Aim: Output the data exactly, with every line intact.

□ □ □ □

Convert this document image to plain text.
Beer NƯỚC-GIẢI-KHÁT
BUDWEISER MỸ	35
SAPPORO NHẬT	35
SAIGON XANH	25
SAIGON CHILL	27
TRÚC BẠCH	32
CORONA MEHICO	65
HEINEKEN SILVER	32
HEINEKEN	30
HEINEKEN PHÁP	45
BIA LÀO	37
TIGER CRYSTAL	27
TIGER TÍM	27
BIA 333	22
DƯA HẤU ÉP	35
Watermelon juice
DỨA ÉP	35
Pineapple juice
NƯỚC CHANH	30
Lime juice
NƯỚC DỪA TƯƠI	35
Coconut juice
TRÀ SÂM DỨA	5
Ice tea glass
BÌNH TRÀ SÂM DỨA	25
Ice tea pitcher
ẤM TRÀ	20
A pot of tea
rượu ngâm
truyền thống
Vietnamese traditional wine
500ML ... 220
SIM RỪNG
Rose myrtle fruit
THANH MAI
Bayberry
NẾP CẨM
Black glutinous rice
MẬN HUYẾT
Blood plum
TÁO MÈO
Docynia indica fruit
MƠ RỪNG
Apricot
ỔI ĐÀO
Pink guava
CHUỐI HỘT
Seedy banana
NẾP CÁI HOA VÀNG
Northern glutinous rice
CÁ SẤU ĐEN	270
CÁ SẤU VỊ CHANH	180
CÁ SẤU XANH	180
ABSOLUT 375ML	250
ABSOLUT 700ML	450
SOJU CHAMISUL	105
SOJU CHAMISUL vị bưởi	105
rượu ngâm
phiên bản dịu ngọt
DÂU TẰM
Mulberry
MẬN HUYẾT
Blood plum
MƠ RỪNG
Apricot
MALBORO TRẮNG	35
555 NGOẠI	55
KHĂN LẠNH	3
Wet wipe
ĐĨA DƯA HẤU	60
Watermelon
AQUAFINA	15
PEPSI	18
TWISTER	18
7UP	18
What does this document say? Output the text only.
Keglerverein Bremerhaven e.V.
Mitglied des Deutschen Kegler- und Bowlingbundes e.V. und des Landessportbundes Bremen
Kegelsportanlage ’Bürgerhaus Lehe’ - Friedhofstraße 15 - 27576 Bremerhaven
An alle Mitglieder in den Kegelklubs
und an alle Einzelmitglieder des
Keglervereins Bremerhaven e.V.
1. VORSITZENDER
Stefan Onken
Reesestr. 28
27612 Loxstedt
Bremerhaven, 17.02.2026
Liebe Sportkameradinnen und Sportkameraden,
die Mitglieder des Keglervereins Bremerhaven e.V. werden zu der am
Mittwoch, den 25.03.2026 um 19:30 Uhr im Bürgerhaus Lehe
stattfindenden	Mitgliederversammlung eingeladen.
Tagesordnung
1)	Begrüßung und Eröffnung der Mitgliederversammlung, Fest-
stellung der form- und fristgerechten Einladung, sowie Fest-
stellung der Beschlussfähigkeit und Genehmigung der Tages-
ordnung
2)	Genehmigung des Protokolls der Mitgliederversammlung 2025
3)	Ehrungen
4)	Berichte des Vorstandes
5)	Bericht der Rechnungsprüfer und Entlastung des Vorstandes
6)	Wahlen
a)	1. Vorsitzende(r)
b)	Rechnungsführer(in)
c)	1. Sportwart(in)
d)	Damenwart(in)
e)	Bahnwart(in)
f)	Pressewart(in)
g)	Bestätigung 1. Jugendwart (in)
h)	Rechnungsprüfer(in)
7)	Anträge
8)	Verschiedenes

□ □ □ □

Response to the task:
Convert this document image to plain text.
Beer NƯỚC-GIẢI-KHÁT
BUDWEISER MỸ	35
SAPPORO NHẬT	35
SAIGON XANH	25
SAIGON CHILL	27
TRÚC BẠCH	32
CORONA MEHICO	65
HEINEKEN SILVER	32
HEINEKEN	30
HEINEKEN PHÁP	45
BIA LÀO	37
TIGER CRYSTAL	27
TIGER TÍM	27
BIA 333	22
DƯA HẤU ÉP	35
Watermelon juice
DỨA ÉP	35
Pineapple juice
NƯỚC CHANH	30
Lime juice
NƯỚC DỪA TƯƠI	35
Coconut juice
TRÀ SÂM DỨA	5
Ice tea glass
BÌNH TRÀ SÂM DỨA	25
Ice tea pitcher
ẤM TRÀ	20
A pot of tea
rượu ngâm
truyền thống
Vietnamese traditional wine
500ML ... 220
SIM RỪNG
Rose myrtle fruit
THANH MAI
Bayberry
NẾP CẨM
Black glutinous rice
MẬN HUYẾT
Blood plum
TÁO MÈO
Docynia indica fruit
MƠ RỪNG
Apricot
ỔI ĐÀO
Pink guava
CHUỐI HỘT
Seedy banana
NẾP CÁI HOA VÀNG
Northern glutinous rice
CÁ SẤU ĐEN	270
CÁ SẤU VỊ CHANH	180
CÁ SẤU XANH	180
ABSOLUT 375ML	250
ABSOLUT 700ML	450
SOJU CHAMISUL	105
SOJU CHAMISUL vị bưởi	105
rượu ngâm
phiên bản dịu ngọt
DÂU TẰM
Mulberry
MẬN HUYẾT
Blood plum
MƠ RỪNG
Apricot
MALBORO TRẮNG	35
555 NGOẠI	55
KHĂN LẠNH	3
Wet wipe
ĐĨA DƯA HẤU	60
Watermelon
AQUAFINA	15
PEPSI	18
TWISTER	18
7UP	18
What does this document say? Output the text only.
Keglerverein Bremerhaven e.V.
Mitglied des Deutschen Kegler- und Bowlingbundes e.V. und des Landessportbundes Bremen
Kegelsportanlage ’Bürgerhaus Lehe’ - Friedhofstraße 15 - 27576 Bremerhaven
An alle Mitglieder in den Kegelklubs
und an alle Einzelmitglieder des
Keglervereins Bremerhaven e.V.
1. VORSITZENDER
Stefan Onken
Reesestr. 28
27612 Loxstedt
Bremerhaven, 17.02.2026
Liebe Sportkameradinnen und Sportkameraden,
die Mitglieder des Keglervereins Bremerhaven e.V. werden zu der am
Mittwoch, den 25.03.2026 um 19:30 Uhr im Bürgerhaus Lehe
stattfindenden	Mitgliederversammlung eingeladen.
Tagesordnung
1)	Begrüßung und Eröffnung der Mitgliederversammlung, Fest-
stellung der form- und fristgerechten Einladung, sowie Fest-
stellung der Beschlussfähigkeit und Genehmigung der Tages-
ordnung
2)	Genehmigung des Protokolls der Mitgliederversammlung 2025
3)	Ehrungen
4)	Berichte des Vorstandes
5)	Bericht der Rechnungsprüfer und Entlastung des Vorstandes
6)	Wahlen
a)	1. Vorsitzende(r)
b)	Rechnungsführer(in)
c)	1. Sportwart(in)
d)	Damenwart(in)
e)	Bahnwart(in)
f)	Pressewart(in)
g)	Bestätigung 1. Jugendwart (in)
h)	Rechnungsprüfer(in)
7)	Anträge
8)	Verschiedenes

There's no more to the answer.